Brief:
Return the listing word for word, as given.

Given entries:

***

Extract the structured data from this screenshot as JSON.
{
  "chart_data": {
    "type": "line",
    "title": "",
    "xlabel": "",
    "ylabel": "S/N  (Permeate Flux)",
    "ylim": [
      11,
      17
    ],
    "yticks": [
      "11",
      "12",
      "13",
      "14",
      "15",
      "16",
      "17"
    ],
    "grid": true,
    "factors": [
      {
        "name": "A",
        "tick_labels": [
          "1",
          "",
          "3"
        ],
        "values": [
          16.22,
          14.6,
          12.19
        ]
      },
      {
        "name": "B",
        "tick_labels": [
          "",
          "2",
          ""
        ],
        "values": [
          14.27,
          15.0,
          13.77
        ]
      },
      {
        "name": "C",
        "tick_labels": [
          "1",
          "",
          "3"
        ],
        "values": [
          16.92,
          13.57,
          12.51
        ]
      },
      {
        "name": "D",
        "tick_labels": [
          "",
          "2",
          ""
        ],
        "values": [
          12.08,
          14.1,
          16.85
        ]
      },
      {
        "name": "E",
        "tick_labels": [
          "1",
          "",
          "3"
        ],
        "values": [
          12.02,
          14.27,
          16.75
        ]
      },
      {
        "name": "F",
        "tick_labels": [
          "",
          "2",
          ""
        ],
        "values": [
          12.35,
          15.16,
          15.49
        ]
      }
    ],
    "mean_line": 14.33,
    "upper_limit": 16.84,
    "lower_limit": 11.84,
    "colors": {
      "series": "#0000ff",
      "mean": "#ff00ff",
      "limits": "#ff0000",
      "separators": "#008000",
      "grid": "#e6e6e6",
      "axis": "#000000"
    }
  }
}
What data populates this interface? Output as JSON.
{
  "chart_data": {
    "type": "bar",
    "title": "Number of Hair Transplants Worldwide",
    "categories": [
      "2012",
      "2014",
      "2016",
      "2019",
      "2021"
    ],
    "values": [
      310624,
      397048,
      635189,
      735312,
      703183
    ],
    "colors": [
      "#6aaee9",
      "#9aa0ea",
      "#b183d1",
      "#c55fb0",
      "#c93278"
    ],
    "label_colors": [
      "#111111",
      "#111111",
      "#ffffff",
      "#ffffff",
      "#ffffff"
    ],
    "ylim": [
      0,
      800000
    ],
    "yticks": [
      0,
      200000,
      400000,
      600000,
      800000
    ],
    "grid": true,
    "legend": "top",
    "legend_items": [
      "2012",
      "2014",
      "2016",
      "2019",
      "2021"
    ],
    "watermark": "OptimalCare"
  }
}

***

Response to the task:
Extract the structured data from this screenshot as JSON.
{
  "chart_data": {
    "type": "line",
    "title": "",
    "xlabel": "",
    "ylabel": "S/N  (Permeate Flux)",
    "ylim": [
      11,
      17
    ],
    "yticks": [
      "11",
      "12",
      "13",
      "14",
      "15",
      "16",
      "17"
    ],
    "grid": true,
    "factors": [
      {
        "name": "A",
        "tick_labels": [
          "1",
          "",
          "3"
        ],
        "values": [
          16.22,
          14.6,
          12.19
        ]
      },
      {
        "name": "B",
        "tick_labels": [
          "",
          "2",
          ""
        ],
        "values": [
          14.27,
          15.0,
          13.77
        ]
      },
      {
        "name": "C",
        "tick_labels": [
          "1",
          "",
          "3"
        ],
        "values": [
          16.92,
          13.57,
          12.51
        ]
      },
      {
        "name": "D",
        "tick_labels": [
          "",
          "2",
          ""
        ],
        "values": [
          12.08,
          14.1,
          16.85
        ]
      },
      {
        "name": "E",
        "tick_labels": [
          "1",
          "",
          "3"
        ],
        "values": [
          12.02,
          14.27,
          16.75
        ]
      },
      {
        "name": "F",
        "tick_labels": [
          "",
          "2",
          ""
        ],
        "values": [
          12.35,
          15.16,
          15.49
        ]
      }
    ],
    "mean_line": 14.33,
    "upper_limit": 16.84,
    "lower_limit": 11.84,
    "colors": {
      "series": "#0000ff",
      "mean": "#ff00ff",
      "limits": "#ff0000",
      "separators": "#008000",
      "grid": "#e6e6e6",
      "axis": "#000000"
    }
  }
}
What data populates this interface? Output as JSON.
{
  "chart_data": {
    "type": "bar",
    "title": "Number of Hair Transplants Worldwide",
    "categories": [
      "2012",
      "2014",
      "2016",
      "2019",
      "2021"
    ],
    "values": [
      310624,
      397048,
      635189,
      735312,
      703183
    ],
    "colors": [
      "#6aaee9",
      "#9aa0ea",
      "#b183d1",
      "#c55fb0",
      "#c93278"
    ],
    "label_colors": [
      "#111111",
      "#111111",
      "#ffffff",
      "#ffffff",
      "#ffffff"
    ],
    "ylim": [
      0,
      800000
    ],
    "yticks": [
      0,
      200000,
      400000,
      600000,
      800000
    ],
    "grid": true,
    "legend": "top",
    "legend_items": [
      "2012",
      "2014",
      "2016",
      "2019",
      "2021"
    ],
    "watermark": "OptimalCare"
  }
}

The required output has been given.